> _WHAT TO DO_:
Within the material below, how many lines include the word "cloud"? Only the number should be given.

> _EXERCISE MATERIAL_:
□ □ □ □
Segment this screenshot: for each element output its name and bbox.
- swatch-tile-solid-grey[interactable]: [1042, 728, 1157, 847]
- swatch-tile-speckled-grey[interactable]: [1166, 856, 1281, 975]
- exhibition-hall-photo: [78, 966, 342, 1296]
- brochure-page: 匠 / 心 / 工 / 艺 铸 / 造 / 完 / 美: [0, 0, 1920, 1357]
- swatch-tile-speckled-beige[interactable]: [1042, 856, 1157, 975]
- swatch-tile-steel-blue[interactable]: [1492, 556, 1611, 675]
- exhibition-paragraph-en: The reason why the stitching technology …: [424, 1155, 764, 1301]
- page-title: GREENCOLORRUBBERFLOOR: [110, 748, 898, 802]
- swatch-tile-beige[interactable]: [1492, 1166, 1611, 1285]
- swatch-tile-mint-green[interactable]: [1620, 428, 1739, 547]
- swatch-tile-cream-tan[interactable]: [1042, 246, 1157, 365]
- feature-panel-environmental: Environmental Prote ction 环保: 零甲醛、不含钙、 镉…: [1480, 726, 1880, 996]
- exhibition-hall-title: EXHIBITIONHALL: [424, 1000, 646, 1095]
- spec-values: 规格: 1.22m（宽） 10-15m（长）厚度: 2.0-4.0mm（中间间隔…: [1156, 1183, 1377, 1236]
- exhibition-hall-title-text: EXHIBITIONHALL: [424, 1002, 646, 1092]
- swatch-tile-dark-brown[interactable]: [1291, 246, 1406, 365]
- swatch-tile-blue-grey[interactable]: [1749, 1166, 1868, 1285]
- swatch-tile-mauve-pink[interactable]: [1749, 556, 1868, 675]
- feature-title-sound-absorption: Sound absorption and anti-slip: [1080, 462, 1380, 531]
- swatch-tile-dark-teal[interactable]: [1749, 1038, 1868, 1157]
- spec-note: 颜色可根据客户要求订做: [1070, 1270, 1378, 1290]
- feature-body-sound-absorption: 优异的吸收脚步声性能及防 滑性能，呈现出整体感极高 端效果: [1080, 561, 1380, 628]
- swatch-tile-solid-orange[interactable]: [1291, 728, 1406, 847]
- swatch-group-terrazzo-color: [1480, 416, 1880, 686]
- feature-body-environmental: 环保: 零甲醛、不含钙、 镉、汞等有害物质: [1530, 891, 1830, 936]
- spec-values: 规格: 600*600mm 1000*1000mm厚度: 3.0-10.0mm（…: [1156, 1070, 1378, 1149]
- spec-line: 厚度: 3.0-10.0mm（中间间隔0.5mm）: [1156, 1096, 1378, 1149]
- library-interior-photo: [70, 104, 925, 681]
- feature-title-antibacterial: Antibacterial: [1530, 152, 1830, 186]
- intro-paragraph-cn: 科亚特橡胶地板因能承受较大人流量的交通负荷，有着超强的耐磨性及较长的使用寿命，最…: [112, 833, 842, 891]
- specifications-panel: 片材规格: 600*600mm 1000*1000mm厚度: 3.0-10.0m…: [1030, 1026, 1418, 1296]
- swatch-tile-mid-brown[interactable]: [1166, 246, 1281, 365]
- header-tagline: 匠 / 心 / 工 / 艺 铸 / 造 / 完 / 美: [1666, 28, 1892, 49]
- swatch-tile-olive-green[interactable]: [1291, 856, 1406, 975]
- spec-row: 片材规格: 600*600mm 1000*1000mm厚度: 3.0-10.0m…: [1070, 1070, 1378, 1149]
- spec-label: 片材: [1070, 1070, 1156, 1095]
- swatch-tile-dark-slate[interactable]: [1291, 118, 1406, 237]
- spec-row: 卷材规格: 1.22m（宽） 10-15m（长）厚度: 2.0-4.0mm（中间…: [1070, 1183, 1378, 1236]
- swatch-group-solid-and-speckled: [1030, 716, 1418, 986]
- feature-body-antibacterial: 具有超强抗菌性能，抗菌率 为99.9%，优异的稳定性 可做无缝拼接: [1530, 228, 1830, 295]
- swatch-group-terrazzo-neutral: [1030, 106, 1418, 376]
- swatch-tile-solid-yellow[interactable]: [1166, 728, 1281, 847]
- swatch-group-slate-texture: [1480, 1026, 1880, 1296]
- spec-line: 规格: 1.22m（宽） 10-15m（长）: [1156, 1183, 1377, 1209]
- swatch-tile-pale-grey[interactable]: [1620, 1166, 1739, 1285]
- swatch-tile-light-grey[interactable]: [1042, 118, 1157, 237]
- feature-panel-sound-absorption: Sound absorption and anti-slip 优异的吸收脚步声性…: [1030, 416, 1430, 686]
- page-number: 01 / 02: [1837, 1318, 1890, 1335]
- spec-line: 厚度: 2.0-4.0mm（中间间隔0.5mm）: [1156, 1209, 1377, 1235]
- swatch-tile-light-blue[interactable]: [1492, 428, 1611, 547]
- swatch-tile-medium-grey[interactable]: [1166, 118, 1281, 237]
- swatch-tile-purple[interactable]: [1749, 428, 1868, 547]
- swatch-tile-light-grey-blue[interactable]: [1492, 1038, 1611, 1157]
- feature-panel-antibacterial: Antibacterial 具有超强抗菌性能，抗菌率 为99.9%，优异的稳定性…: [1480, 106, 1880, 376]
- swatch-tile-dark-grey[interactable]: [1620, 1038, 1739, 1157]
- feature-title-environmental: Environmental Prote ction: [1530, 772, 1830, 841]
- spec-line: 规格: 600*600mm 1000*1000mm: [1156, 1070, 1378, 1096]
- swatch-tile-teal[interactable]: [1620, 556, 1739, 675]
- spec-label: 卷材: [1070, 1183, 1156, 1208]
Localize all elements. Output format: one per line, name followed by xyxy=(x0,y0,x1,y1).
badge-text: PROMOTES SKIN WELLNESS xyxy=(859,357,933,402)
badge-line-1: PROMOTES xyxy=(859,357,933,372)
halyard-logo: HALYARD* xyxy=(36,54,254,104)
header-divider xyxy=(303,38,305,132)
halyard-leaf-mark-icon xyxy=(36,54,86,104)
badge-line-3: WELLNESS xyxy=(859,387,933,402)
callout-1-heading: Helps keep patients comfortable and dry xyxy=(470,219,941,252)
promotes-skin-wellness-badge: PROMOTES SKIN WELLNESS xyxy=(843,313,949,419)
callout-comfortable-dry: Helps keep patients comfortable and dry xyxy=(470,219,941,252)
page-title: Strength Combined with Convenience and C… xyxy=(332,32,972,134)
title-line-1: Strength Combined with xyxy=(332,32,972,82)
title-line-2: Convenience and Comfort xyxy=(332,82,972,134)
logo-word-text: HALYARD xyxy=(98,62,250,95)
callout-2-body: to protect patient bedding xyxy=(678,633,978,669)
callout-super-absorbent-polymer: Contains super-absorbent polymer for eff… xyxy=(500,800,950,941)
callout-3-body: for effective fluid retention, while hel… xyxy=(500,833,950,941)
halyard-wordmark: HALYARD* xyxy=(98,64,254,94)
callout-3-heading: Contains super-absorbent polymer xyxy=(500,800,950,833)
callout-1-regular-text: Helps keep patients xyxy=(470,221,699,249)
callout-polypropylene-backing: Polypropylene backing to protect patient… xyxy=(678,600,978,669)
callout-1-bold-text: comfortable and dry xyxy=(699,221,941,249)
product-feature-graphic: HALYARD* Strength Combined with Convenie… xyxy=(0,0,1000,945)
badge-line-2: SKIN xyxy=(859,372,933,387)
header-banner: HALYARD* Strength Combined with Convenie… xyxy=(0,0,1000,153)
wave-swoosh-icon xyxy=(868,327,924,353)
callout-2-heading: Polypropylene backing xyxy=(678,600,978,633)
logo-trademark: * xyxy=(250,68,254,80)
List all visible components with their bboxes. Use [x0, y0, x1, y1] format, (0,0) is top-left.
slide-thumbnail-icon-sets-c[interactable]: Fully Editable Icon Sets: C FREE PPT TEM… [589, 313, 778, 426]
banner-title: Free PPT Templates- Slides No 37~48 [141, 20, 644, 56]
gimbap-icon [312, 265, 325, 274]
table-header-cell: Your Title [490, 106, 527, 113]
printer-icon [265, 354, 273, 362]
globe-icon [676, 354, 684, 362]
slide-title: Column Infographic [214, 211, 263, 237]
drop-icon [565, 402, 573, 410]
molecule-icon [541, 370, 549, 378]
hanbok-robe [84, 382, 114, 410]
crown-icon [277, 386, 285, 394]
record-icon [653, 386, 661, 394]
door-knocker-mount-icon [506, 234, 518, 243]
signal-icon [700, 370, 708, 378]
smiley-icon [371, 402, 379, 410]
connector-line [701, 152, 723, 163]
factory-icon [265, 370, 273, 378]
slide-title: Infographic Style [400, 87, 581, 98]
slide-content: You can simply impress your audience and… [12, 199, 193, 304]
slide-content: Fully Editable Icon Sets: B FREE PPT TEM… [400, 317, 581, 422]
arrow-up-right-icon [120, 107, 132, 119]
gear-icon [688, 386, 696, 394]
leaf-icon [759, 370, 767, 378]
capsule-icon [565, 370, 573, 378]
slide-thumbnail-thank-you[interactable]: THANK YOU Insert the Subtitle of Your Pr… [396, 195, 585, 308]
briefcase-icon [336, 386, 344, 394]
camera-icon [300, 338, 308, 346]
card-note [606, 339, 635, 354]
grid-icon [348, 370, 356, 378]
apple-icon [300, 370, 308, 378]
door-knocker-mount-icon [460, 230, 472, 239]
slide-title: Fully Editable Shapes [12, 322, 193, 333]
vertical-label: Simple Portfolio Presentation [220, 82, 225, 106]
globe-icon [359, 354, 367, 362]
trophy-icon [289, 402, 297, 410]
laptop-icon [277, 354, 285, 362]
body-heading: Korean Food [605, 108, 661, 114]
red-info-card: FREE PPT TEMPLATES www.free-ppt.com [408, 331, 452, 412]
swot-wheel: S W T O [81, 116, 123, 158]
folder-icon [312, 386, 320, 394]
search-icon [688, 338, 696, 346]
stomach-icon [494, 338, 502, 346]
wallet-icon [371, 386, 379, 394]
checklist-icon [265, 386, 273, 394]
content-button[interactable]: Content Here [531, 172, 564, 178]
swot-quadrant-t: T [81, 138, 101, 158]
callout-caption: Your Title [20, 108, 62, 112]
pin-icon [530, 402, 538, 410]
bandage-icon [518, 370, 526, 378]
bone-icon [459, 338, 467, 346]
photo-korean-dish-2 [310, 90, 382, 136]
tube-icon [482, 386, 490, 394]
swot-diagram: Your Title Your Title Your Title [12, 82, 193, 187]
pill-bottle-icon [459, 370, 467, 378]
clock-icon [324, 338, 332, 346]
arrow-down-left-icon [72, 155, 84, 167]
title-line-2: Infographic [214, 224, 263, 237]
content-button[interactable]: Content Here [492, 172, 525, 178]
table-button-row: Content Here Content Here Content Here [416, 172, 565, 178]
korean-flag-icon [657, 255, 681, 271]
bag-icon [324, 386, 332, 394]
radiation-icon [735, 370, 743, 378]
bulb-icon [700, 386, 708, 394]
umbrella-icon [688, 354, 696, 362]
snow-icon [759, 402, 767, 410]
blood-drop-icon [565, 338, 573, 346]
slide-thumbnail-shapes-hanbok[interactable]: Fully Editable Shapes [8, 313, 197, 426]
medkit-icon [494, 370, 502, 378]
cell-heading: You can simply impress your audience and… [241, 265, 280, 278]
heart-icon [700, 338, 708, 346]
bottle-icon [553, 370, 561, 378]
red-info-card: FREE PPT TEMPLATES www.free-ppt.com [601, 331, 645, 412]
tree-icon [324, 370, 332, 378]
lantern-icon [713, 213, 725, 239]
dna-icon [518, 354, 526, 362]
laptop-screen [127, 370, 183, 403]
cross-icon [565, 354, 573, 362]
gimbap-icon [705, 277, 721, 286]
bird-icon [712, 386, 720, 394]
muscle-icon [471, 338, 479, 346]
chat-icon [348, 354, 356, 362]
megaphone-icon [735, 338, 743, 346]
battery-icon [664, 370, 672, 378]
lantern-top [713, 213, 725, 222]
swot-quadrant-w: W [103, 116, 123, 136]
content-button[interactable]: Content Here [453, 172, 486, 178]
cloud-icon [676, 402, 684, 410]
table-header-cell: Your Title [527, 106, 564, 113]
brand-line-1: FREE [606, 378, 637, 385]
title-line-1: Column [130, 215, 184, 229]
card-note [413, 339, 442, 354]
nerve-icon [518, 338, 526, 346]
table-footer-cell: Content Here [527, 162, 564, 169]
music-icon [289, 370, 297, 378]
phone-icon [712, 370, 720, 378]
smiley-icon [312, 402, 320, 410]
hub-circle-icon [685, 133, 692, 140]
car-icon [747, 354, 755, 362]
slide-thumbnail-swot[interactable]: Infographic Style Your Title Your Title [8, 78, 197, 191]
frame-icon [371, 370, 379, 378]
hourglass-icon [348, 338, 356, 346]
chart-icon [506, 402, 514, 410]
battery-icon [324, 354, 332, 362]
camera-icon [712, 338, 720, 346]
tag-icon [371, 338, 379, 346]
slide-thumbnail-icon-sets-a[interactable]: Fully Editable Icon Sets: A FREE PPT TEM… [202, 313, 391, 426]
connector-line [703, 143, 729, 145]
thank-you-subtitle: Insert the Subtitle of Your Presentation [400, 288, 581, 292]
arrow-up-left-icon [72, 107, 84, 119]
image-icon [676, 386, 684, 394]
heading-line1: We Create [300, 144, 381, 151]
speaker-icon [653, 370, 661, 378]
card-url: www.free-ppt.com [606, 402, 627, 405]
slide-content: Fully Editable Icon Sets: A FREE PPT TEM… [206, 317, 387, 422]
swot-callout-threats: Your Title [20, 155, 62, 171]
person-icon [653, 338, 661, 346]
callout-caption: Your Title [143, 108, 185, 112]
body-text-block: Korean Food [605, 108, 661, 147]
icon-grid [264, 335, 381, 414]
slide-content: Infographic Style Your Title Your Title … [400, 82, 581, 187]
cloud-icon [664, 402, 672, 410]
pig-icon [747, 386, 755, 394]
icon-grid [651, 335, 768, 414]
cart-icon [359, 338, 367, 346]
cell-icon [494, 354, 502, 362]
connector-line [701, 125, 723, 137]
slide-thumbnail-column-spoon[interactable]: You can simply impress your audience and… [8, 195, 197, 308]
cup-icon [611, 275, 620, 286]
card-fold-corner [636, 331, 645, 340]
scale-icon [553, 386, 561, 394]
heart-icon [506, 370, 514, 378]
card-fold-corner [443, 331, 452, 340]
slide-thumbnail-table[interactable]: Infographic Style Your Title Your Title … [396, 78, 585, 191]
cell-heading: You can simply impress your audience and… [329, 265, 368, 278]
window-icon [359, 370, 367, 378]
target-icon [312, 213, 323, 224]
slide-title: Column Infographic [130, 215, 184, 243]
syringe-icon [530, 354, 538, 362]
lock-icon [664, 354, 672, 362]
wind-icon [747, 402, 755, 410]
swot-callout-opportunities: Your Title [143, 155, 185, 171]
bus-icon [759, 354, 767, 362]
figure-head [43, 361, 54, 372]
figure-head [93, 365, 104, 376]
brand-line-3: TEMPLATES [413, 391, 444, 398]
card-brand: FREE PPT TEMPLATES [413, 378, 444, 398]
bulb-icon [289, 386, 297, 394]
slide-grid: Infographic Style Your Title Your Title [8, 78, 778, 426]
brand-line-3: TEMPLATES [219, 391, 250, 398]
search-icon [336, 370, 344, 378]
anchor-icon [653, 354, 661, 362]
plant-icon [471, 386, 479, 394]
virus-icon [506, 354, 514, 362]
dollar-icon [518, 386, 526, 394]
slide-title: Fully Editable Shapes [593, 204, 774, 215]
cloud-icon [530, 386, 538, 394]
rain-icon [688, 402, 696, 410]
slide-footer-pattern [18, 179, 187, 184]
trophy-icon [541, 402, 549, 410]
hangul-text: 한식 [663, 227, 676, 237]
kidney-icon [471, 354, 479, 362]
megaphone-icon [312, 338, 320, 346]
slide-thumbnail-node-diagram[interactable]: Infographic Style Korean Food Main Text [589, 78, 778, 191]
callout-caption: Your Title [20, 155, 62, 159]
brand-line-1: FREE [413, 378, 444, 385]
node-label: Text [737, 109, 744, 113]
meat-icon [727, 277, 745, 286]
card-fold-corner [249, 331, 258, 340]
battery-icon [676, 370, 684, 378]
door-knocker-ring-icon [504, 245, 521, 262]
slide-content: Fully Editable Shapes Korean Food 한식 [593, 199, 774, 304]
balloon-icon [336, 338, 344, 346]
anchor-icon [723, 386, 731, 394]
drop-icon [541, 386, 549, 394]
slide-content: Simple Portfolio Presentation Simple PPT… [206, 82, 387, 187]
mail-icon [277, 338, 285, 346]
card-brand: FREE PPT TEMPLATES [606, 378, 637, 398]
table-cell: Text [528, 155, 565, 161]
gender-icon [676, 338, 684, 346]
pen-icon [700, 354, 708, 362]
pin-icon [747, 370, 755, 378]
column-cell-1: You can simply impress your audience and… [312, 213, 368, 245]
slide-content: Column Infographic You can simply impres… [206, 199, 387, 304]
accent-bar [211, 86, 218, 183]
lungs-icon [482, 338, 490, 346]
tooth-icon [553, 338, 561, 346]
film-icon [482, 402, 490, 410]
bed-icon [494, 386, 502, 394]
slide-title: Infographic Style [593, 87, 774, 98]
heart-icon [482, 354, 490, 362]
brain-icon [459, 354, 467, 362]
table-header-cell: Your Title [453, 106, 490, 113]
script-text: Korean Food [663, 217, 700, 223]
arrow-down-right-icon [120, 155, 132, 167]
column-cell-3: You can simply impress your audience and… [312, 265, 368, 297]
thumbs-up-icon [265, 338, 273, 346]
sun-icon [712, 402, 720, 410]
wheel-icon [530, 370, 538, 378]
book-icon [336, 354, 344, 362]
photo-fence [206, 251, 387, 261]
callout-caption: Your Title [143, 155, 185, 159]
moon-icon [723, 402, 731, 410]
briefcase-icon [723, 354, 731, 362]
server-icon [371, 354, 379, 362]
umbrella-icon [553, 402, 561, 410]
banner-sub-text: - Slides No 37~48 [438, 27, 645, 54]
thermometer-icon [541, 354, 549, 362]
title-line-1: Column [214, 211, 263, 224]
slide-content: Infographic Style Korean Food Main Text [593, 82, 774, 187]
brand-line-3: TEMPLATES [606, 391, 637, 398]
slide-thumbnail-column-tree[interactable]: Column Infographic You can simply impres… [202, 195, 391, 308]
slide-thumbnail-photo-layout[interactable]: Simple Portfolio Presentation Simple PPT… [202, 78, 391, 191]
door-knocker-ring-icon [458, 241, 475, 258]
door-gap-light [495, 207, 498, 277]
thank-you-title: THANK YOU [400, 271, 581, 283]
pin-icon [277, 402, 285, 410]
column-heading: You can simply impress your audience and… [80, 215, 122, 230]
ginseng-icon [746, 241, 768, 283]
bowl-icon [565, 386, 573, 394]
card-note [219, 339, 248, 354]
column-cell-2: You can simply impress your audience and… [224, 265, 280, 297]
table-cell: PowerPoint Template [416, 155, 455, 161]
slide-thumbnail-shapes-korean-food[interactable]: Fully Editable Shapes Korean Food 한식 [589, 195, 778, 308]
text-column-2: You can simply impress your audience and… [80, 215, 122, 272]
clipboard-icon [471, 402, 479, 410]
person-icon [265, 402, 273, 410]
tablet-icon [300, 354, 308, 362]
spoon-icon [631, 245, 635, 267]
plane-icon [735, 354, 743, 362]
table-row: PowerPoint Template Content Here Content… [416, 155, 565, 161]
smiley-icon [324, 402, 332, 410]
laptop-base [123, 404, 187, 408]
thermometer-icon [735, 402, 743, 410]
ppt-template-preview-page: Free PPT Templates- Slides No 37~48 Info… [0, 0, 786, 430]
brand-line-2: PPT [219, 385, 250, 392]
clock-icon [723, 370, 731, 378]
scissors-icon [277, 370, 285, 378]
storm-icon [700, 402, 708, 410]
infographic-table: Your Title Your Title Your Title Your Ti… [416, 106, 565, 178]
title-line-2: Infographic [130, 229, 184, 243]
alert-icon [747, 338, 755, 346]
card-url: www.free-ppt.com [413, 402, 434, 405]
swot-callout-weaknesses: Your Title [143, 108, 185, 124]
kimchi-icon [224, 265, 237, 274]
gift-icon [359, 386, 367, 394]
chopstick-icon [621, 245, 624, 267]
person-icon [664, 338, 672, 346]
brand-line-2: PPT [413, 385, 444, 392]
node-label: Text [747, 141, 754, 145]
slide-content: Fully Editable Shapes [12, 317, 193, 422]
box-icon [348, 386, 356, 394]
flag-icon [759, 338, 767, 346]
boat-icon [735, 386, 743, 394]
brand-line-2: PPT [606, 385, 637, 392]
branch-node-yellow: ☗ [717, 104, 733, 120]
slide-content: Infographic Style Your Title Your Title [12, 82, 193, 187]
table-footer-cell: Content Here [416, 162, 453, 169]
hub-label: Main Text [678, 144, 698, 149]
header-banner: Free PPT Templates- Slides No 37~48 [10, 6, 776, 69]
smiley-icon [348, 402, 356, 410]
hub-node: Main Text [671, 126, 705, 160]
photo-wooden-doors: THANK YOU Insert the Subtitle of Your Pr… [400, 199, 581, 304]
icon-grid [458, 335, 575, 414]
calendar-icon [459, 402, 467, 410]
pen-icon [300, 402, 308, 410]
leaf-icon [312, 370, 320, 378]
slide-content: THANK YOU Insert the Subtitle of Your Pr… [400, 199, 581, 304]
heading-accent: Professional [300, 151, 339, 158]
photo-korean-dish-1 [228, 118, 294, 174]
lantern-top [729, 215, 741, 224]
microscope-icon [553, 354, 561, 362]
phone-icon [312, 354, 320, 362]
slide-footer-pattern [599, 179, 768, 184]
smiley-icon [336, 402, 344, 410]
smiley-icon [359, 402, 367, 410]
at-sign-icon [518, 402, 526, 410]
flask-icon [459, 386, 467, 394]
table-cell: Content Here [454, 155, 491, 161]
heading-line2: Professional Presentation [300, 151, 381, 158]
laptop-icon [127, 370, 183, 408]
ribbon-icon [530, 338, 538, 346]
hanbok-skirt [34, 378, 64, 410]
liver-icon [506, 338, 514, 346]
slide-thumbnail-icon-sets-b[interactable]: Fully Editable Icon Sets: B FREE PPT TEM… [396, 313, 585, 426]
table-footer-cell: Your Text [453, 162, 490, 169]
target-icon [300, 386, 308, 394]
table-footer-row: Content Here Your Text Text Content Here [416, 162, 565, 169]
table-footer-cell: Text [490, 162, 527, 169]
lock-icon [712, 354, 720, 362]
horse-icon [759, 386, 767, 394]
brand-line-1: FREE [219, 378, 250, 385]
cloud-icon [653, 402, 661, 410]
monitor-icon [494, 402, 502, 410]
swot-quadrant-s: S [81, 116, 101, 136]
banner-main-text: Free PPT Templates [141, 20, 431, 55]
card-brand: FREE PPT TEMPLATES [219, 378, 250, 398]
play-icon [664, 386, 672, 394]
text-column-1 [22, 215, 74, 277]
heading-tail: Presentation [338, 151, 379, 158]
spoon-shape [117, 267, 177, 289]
□ □ □ □
> _FINISHED EXERCISE_:
4